#### Your task:
From the records below, pull each line that has "Volume".
* * * *
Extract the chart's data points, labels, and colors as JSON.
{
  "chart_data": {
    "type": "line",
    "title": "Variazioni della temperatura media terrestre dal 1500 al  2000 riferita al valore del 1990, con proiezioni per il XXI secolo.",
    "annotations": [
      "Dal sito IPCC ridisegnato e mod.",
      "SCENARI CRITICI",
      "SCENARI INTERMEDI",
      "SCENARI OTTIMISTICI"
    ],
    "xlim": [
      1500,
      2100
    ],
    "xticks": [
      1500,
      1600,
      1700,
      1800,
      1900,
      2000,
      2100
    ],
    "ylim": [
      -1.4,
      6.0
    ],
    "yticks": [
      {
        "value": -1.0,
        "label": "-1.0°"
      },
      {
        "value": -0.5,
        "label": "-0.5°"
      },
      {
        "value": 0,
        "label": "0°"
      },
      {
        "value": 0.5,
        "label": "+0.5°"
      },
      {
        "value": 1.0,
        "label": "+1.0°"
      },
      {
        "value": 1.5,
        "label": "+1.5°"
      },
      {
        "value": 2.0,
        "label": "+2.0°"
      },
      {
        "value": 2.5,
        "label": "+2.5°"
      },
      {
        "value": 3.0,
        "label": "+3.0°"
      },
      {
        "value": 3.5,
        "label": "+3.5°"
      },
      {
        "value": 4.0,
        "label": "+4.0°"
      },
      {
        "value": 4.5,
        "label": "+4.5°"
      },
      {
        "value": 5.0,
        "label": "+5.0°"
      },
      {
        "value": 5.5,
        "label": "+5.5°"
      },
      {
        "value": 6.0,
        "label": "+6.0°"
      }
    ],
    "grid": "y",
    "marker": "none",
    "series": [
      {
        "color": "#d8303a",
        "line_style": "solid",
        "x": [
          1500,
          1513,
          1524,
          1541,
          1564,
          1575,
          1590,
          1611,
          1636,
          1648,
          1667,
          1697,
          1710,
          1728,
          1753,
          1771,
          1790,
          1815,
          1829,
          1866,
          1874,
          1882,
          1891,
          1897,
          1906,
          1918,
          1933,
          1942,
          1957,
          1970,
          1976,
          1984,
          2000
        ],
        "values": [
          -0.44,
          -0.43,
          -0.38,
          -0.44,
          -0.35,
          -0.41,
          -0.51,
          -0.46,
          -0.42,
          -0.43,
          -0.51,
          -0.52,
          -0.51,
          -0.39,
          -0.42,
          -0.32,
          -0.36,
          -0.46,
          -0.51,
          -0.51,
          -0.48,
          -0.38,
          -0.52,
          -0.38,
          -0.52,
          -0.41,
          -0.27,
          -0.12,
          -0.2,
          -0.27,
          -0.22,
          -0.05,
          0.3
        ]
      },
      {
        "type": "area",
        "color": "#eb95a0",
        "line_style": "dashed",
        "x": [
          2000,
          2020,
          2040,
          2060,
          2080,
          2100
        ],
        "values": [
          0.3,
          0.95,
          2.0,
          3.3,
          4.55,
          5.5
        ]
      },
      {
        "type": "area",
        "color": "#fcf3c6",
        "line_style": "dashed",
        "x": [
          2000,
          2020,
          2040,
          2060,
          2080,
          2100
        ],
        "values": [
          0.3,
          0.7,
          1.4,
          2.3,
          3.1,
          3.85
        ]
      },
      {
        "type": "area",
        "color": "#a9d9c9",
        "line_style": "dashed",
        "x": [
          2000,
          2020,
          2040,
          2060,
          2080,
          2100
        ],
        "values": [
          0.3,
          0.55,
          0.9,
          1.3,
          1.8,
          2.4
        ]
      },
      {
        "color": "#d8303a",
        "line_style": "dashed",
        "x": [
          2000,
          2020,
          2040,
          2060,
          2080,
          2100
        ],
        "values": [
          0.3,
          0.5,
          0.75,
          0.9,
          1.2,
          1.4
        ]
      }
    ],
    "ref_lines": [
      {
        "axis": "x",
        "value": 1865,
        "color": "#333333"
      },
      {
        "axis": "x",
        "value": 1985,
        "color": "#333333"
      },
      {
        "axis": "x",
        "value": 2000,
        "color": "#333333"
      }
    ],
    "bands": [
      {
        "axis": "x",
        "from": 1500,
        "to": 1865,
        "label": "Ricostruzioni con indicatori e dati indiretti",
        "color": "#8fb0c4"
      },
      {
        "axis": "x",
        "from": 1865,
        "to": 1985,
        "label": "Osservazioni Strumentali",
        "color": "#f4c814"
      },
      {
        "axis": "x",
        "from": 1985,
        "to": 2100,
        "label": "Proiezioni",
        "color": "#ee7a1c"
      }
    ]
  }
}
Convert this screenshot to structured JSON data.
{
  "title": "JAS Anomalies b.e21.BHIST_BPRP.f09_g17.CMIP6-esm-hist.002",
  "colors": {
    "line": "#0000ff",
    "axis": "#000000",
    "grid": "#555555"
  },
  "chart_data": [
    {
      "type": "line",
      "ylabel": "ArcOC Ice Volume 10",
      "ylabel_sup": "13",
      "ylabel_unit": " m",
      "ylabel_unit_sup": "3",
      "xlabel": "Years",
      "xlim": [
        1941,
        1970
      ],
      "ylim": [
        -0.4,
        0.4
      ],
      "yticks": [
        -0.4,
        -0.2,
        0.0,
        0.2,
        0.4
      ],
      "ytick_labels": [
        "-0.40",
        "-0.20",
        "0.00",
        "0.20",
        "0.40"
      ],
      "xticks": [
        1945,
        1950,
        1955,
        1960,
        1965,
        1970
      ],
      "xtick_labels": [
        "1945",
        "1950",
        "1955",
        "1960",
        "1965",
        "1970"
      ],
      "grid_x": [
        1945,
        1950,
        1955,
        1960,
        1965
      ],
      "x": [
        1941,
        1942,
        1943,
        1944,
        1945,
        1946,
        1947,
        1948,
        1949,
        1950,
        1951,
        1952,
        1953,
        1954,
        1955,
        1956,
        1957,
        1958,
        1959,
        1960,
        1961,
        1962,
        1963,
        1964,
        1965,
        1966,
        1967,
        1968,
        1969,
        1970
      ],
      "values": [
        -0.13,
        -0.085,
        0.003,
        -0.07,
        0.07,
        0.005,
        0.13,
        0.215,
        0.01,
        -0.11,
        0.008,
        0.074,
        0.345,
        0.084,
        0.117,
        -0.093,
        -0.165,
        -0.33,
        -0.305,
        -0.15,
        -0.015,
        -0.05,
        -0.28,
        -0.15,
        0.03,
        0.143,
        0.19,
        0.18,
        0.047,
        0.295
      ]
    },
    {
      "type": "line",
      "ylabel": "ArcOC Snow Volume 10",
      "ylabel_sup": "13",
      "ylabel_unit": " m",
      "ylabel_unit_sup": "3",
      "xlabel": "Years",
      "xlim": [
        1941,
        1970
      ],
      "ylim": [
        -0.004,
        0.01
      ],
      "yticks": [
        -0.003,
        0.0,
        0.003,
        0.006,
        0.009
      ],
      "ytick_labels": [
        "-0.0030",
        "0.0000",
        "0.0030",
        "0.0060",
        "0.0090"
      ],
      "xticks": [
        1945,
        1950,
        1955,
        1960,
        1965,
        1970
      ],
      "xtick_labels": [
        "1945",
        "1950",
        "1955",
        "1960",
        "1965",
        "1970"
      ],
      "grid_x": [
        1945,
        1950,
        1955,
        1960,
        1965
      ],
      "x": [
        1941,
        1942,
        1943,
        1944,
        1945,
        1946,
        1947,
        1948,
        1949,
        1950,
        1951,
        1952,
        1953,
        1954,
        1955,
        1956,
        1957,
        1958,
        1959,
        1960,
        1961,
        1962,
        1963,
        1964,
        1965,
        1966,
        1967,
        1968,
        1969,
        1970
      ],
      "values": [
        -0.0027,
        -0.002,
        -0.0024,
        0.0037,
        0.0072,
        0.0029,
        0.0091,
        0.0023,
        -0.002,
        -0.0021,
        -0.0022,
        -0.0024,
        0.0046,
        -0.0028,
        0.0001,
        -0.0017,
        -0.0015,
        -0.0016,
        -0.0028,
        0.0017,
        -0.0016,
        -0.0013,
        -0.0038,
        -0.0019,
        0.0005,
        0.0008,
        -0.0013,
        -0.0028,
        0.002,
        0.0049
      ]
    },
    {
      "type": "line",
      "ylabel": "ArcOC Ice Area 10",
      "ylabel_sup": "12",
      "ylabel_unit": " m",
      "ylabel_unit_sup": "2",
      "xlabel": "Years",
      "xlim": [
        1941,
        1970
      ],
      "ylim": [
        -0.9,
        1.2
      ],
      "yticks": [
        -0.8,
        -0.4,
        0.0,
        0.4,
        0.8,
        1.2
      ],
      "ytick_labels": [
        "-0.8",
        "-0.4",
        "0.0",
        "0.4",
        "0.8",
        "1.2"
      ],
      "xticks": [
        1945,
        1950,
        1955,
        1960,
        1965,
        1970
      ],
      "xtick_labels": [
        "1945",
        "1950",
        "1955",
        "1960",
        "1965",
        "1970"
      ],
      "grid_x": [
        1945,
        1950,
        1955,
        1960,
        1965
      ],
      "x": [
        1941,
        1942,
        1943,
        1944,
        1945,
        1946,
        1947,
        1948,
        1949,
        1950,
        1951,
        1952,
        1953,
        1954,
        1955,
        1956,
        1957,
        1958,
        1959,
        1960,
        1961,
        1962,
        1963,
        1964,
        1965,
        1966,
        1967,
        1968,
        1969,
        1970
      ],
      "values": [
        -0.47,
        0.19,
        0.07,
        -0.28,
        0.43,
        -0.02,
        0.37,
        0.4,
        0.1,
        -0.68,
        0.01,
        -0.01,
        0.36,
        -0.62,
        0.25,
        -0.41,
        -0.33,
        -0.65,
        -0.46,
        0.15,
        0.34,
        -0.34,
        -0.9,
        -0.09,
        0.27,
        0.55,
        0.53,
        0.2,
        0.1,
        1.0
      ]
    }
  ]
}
* * * *
#### Exercise output:
      "ylabel": "ArcOC Ice Volume 10",
      "ylabel": "ArcOC Snow Volume 10",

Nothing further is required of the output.